:: Material to process ::
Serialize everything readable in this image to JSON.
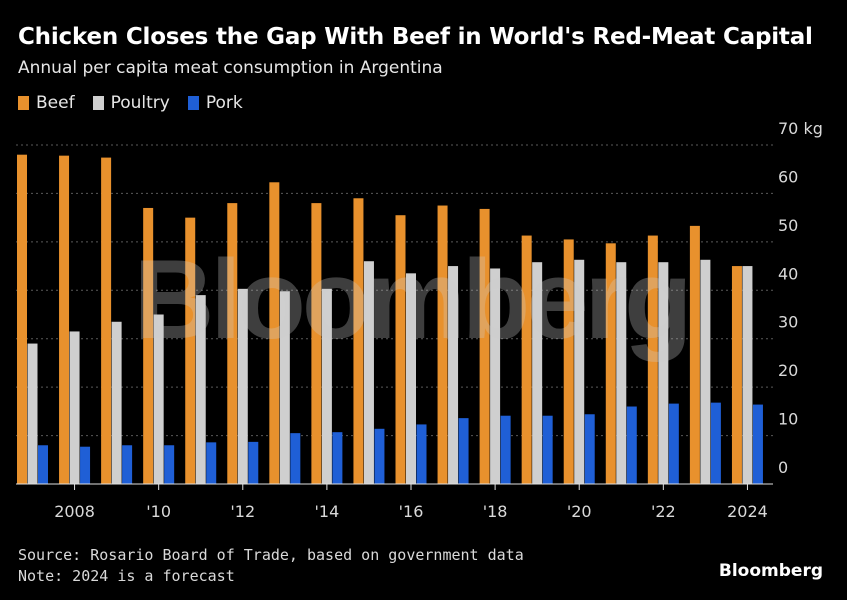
{
  "header": {
    "title": "Chicken Closes the Gap With Beef in World's Red-Meat Capital",
    "subtitle": "Annual per capita meat consumption in Argentina"
  },
  "legend": [
    {
      "label": "Beef",
      "color": "#E8912D"
    },
    {
      "label": "Poultry",
      "color": "#CFCFCF"
    },
    {
      "label": "Pork",
      "color": "#1F5FD6"
    }
  ],
  "footer": {
    "source": "Source: Rosario Board of Trade, based on government data",
    "note": "Note: 2024 is a forecast",
    "brand": "Bloomberg"
  },
  "watermark": "Bloomberg",
  "chart_data": {
    "type": "bar",
    "title": "Chicken Closes the Gap With Beef in World's Red-Meat Capital",
    "ylabel": "kg",
    "ylim": [
      0,
      70
    ],
    "y_ticks": [
      0,
      10,
      20,
      30,
      40,
      50,
      60,
      70
    ],
    "y_tick_labels": [
      "0",
      "10",
      "20",
      "30",
      "40",
      "50",
      "60",
      "70 kg"
    ],
    "categories": [
      2007,
      2008,
      2009,
      2010,
      2011,
      2012,
      2013,
      2014,
      2015,
      2016,
      2017,
      2018,
      2019,
      2020,
      2021,
      2022,
      2023,
      2024
    ],
    "x_tick_labels": [
      {
        "year": 2008,
        "label": "2008"
      },
      {
        "year": 2010,
        "label": "'10"
      },
      {
        "year": 2012,
        "label": "'12"
      },
      {
        "year": 2014,
        "label": "'14"
      },
      {
        "year": 2016,
        "label": "'16"
      },
      {
        "year": 2018,
        "label": "'18"
      },
      {
        "year": 2020,
        "label": "'20"
      },
      {
        "year": 2022,
        "label": "'22"
      },
      {
        "year": 2024,
        "label": "2024"
      }
    ],
    "series": [
      {
        "name": "Beef",
        "color": "#E8912D",
        "values": [
          68.0,
          67.8,
          67.4,
          57.0,
          55.0,
          58.0,
          62.3,
          58.0,
          59.0,
          55.5,
          57.5,
          56.8,
          51.3,
          50.5,
          49.7,
          51.3,
          53.3,
          45.0
        ]
      },
      {
        "name": "Poultry",
        "color": "#CFCFCF",
        "values": [
          29.0,
          31.5,
          33.5,
          35.0,
          39.0,
          40.3,
          39.8,
          40.3,
          46.0,
          43.5,
          45.0,
          44.5,
          45.8,
          46.3,
          45.8,
          45.8,
          46.3,
          45.0
        ]
      },
      {
        "name": "Pork",
        "color": "#1F5FD6",
        "values": [
          8.0,
          7.7,
          8.0,
          8.0,
          8.6,
          8.7,
          10.5,
          10.7,
          11.4,
          12.3,
          13.6,
          14.1,
          14.1,
          14.4,
          16.0,
          16.6,
          16.8,
          16.4
        ]
      }
    ]
  }
}
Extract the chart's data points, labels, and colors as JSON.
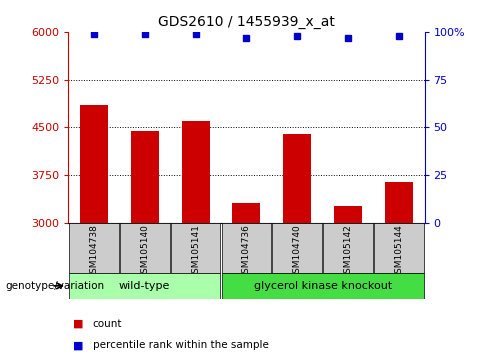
{
  "title": "GDS2610 / 1455939_x_at",
  "samples": [
    "GSM104738",
    "GSM105140",
    "GSM105141",
    "GSM104736",
    "GSM104740",
    "GSM105142",
    "GSM105144"
  ],
  "bar_values": [
    4850,
    4450,
    4600,
    3320,
    4400,
    3270,
    3650
  ],
  "percentile_values": [
    99,
    99,
    99,
    97,
    98,
    97,
    98
  ],
  "bar_color": "#cc0000",
  "dot_color": "#0000cc",
  "ylim_left": [
    3000,
    6000
  ],
  "ylim_right": [
    0,
    100
  ],
  "yticks_left": [
    3000,
    3750,
    4500,
    5250,
    6000
  ],
  "yticks_right": [
    0,
    25,
    50,
    75,
    100
  ],
  "group1_label": "wild-type",
  "group2_label": "glycerol kinase knockout",
  "group1_indices": [
    0,
    1,
    2
  ],
  "group2_indices": [
    3,
    4,
    5,
    6
  ],
  "group1_color": "#aaffaa",
  "group2_color": "#44dd44",
  "xlabel_label": "genotype/variation",
  "legend_count": "count",
  "legend_percentile": "percentile rank within the sample",
  "bg_color": "#ffffff",
  "tick_area_color": "#cccccc",
  "fig_width": 4.88,
  "fig_height": 3.54
}
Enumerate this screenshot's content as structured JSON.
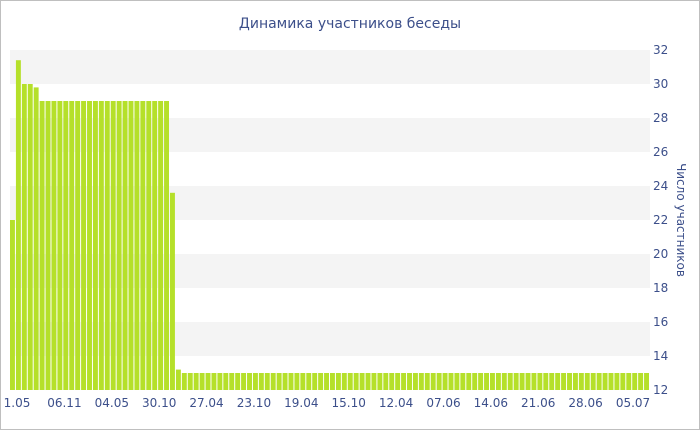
{
  "chart_data": {
    "type": "bar",
    "title": "Динамика участников беседы",
    "xlabel": "",
    "ylabel": "Число участников",
    "ylim": [
      12,
      32
    ],
    "y_ticks": [
      12,
      14,
      16,
      18,
      20,
      22,
      24,
      26,
      28,
      30,
      32
    ],
    "x_tick_labels": [
      "1.05",
      "06.11",
      "04.05",
      "30.10",
      "27.04",
      "23.10",
      "19.04",
      "15.10",
      "12.04",
      "07.06",
      "14.06",
      "21.06",
      "28.06",
      "05.07"
    ],
    "grid": true,
    "bar_color": "#b5e02a",
    "band_color": "#f4f4f4",
    "values": [
      22,
      31.4,
      30,
      30,
      29.8,
      29,
      29,
      29,
      29,
      29,
      29,
      29,
      29,
      29,
      29,
      29,
      29,
      29,
      29,
      29,
      29,
      29,
      29,
      29,
      29,
      29,
      29,
      23.6,
      13.2,
      13,
      13,
      13,
      13,
      13,
      13,
      13,
      13,
      13,
      13,
      13,
      13,
      13,
      13,
      13,
      13,
      13,
      13,
      13,
      13,
      13,
      13,
      13,
      13,
      13,
      13,
      13,
      13,
      13,
      13,
      13,
      13,
      13,
      13,
      13,
      13,
      13,
      13,
      13,
      13,
      13,
      13,
      13,
      13,
      13,
      13,
      13,
      13,
      13,
      13,
      13,
      13,
      13,
      13,
      13,
      13,
      13,
      13,
      13,
      13,
      13,
      13,
      13,
      13,
      13,
      13,
      13,
      13,
      13,
      13,
      13,
      13,
      13,
      13,
      13,
      13,
      13,
      13,
      13
    ]
  }
}
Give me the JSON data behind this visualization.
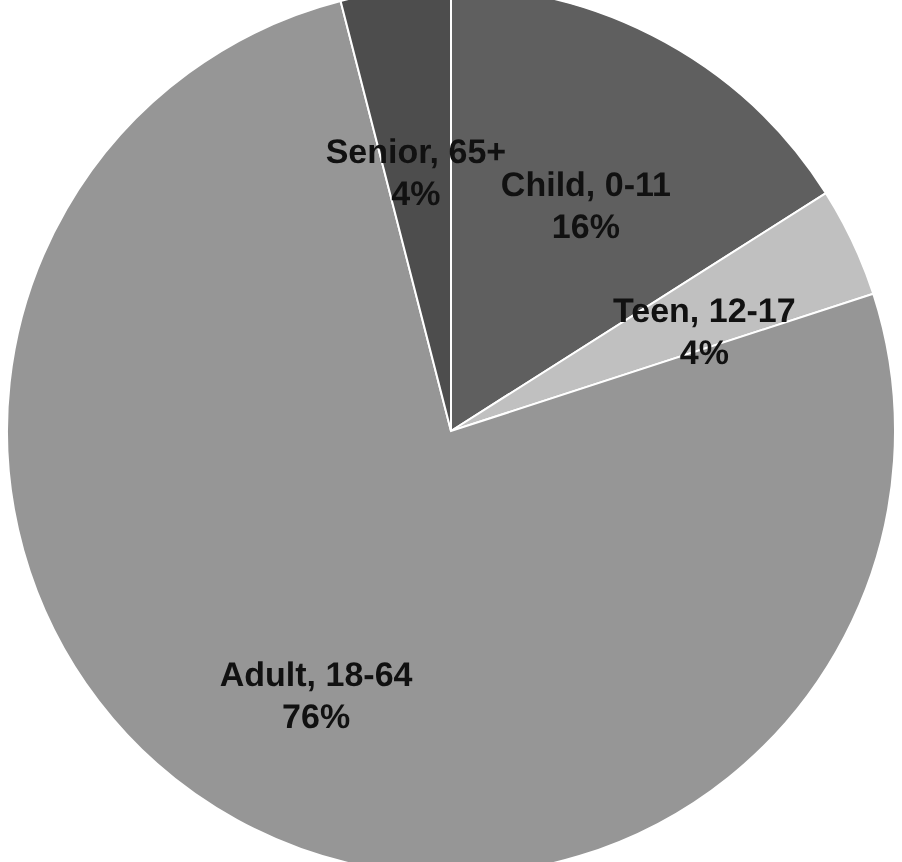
{
  "chart_data": {
    "type": "pie",
    "categories": [
      "Child, 0-11",
      "Teen, 12-17",
      "Adult, 18-64",
      "Senior, 65+"
    ],
    "values": [
      16,
      4,
      76,
      4
    ],
    "value_labels": [
      "16%",
      "4%",
      "76%",
      "4%"
    ],
    "colors": [
      "#5f5f5f",
      "#c0c0c0",
      "#969696",
      "#4d4d4d"
    ]
  }
}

:: Directive ::
All of the data above should be quoted exactly, except for the pictures.

:: Full answer ::
Serialize everything readable in this image to JSON.
{
  "header": {
    "title": "Chicken Closes the Gap With Beef in World's Red-Meat Capital",
    "subtitle": "Annual per capita meat consumption in Argentina"
  },
  "legend": [
    {
      "label": "Beef",
      "color": "#E8912D"
    },
    {
      "label": "Poultry",
      "color": "#CFCFCF"
    },
    {
      "label": "Pork",
      "color": "#1F5FD6"
    }
  ],
  "footer": {
    "source": "Source: Rosario Board of Trade, based on government data",
    "note": "Note: 2024 is a forecast",
    "brand": "Bloomberg"
  },
  "watermark": "Bloomberg",
  "chart_data": {
    "type": "bar",
    "title": "Chicken Closes the Gap With Beef in World's Red-Meat Capital",
    "ylabel": "kg",
    "ylim": [
      0,
      70
    ],
    "y_ticks": [
      0,
      10,
      20,
      30,
      40,
      50,
      60,
      70
    ],
    "y_tick_labels": [
      "0",
      "10",
      "20",
      "30",
      "40",
      "50",
      "60",
      "70 kg"
    ],
    "categories": [
      2007,
      2008,
      2009,
      2010,
      2011,
      2012,
      2013,
      2014,
      2015,
      2016,
      2017,
      2018,
      2019,
      2020,
      2021,
      2022,
      2023,
      2024
    ],
    "x_tick_labels": [
      {
        "year": 2008,
        "label": "2008"
      },
      {
        "year": 2010,
        "label": "'10"
      },
      {
        "year": 2012,
        "label": "'12"
      },
      {
        "year": 2014,
        "label": "'14"
      },
      {
        "year": 2016,
        "label": "'16"
      },
      {
        "year": 2018,
        "label": "'18"
      },
      {
        "year": 2020,
        "label": "'20"
      },
      {
        "year": 2022,
        "label": "'22"
      },
      {
        "year": 2024,
        "label": "2024"
      }
    ],
    "series": [
      {
        "name": "Beef",
        "color": "#E8912D",
        "values": [
          68.0,
          67.8,
          67.4,
          57.0,
          55.0,
          58.0,
          62.3,
          58.0,
          59.0,
          55.5,
          57.5,
          56.8,
          51.3,
          50.5,
          49.7,
          51.3,
          53.3,
          45.0
        ]
      },
      {
        "name": "Poultry",
        "color": "#CFCFCF",
        "values": [
          29.0,
          31.5,
          33.5,
          35.0,
          39.0,
          40.3,
          39.8,
          40.3,
          46.0,
          43.5,
          45.0,
          44.5,
          45.8,
          46.3,
          45.8,
          45.8,
          46.3,
          45.0
        ]
      },
      {
        "name": "Pork",
        "color": "#1F5FD6",
        "values": [
          8.0,
          7.7,
          8.0,
          8.0,
          8.6,
          8.7,
          10.5,
          10.7,
          11.4,
          12.3,
          13.6,
          14.1,
          14.1,
          14.4,
          16.0,
          16.6,
          16.8,
          16.4
        ]
      }
    ]
  }
}
Extract the chart's data points, labels, and colors as JSON.
{
  "title": "GDS2610 / 1455939_x_at",
  "samples": [
    "GSM104738",
    "GSM105140",
    "GSM105141",
    "GSM104736",
    "GSM104740",
    "GSM105142",
    "GSM105144"
  ],
  "bar_values": [
    4850,
    4450,
    4600,
    3320,
    4400,
    3270,
    3650
  ],
  "percentile_values": [
    99,
    99,
    99,
    97,
    98,
    97,
    98
  ],
  "bar_color": "#cc0000",
  "dot_color": "#0000cc",
  "ylim_left": [
    3000,
    6000
  ],
  "ylim_right": [
    0,
    100
  ],
  "yticks_left": [
    3000,
    3750,
    4500,
    5250,
    6000
  ],
  "yticks_right": [
    0,
    25,
    50,
    75,
    100
  ],
  "group1_label": "wild-type",
  "group2_label": "glycerol kinase knockout",
  "group1_indices": [
    0,
    1,
    2
  ],
  "group2_indices": [
    3,
    4,
    5,
    6
  ],
  "group1_color": "#aaffaa",
  "group2_color": "#44dd44",
  "xlabel_label": "genotype/variation",
  "legend_count": "count",
  "legend_percentile": "percentile rank within the sample",
  "bg_color": "#ffffff",
  "tick_area_color": "#cccccc",
  "fig_width": 4.88,
  "fig_height": 3.54
}
Enumerate this screenshot's content as structured JSON.
{
  "chart_data": {
    "type": "bar",
    "title": "Динамика участников беседы",
    "xlabel": "",
    "ylabel": "Число участников",
    "ylim": [
      12,
      32
    ],
    "y_ticks": [
      12,
      14,
      16,
      18,
      20,
      22,
      24,
      26,
      28,
      30,
      32
    ],
    "x_tick_labels": [
      "1.05",
      "06.11",
      "04.05",
      "30.10",
      "27.04",
      "23.10",
      "19.04",
      "15.10",
      "12.04",
      "07.06",
      "14.06",
      "21.06",
      "28.06",
      "05.07"
    ],
    "grid": true,
    "bar_color": "#b5e02a",
    "band_color": "#f4f4f4",
    "values": [
      22,
      31.4,
      30,
      30,
      29.8,
      29,
      29,
      29,
      29,
      29,
      29,
      29,
      29,
      29,
      29,
      29,
      29,
      29,
      29,
      29,
      29,
      29,
      29,
      29,
      29,
      29,
      29,
      23.6,
      13.2,
      13,
      13,
      13,
      13,
      13,
      13,
      13,
      13,
      13,
      13,
      13,
      13,
      13,
      13,
      13,
      13,
      13,
      13,
      13,
      13,
      13,
      13,
      13,
      13,
      13,
      13,
      13,
      13,
      13,
      13,
      13,
      13,
      13,
      13,
      13,
      13,
      13,
      13,
      13,
      13,
      13,
      13,
      13,
      13,
      13,
      13,
      13,
      13,
      13,
      13,
      13,
      13,
      13,
      13,
      13,
      13,
      13,
      13,
      13,
      13,
      13,
      13,
      13,
      13,
      13,
      13,
      13,
      13,
      13,
      13,
      13,
      13,
      13,
      13,
      13,
      13,
      13,
      13,
      13
    ]
  }
}
Give me the JSON data behind this visualization.
{
  "chart_data": {
    "type": "pie",
    "categories": [
      "Child, 0-11",
      "Teen, 12-17",
      "Adult, 18-64",
      "Senior, 65+"
    ],
    "values": [
      16,
      4,
      76,
      4
    ],
    "value_labels": [
      "16%",
      "4%",
      "76%",
      "4%"
    ],
    "colors": [
      "#5f5f5f",
      "#c0c0c0",
      "#969696",
      "#4d4d4d"
    ]
  }
}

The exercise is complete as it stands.